◆ **Material for this task**

******

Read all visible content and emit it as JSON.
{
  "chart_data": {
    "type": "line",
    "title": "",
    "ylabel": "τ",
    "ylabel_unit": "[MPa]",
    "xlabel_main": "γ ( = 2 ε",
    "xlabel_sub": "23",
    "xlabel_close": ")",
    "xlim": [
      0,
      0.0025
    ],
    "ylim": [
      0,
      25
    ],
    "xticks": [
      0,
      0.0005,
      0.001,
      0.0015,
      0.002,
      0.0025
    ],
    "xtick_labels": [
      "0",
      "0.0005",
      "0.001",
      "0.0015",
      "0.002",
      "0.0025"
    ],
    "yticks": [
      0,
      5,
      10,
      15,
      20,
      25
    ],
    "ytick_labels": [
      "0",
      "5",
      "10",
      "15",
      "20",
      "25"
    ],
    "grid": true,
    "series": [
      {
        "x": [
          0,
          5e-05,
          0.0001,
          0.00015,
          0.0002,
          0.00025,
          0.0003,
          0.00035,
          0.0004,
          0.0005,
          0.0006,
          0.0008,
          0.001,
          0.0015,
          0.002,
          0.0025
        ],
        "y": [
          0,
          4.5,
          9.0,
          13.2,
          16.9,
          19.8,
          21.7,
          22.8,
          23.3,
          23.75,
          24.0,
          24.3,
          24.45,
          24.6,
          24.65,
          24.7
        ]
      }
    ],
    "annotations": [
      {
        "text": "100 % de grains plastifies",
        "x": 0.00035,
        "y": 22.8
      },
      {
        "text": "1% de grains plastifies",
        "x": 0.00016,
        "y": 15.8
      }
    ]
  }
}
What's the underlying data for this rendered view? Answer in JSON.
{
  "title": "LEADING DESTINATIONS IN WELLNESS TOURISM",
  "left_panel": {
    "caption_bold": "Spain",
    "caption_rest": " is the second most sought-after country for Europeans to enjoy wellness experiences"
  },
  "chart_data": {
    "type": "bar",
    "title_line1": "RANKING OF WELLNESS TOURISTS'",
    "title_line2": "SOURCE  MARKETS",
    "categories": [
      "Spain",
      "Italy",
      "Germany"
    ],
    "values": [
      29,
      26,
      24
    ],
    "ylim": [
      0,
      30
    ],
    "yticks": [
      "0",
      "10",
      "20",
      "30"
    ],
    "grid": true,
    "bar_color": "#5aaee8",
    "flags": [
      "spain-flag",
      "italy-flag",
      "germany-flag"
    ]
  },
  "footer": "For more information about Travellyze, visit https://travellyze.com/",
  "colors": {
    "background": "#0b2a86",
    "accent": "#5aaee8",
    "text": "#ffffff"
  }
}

******

◆ **Task**
Show all lines in the entries above where the string "grains" appears.

◆ **Complete answer**
        "text": "100 % de grains plastifies",
        "text": "1% de grains plastifies",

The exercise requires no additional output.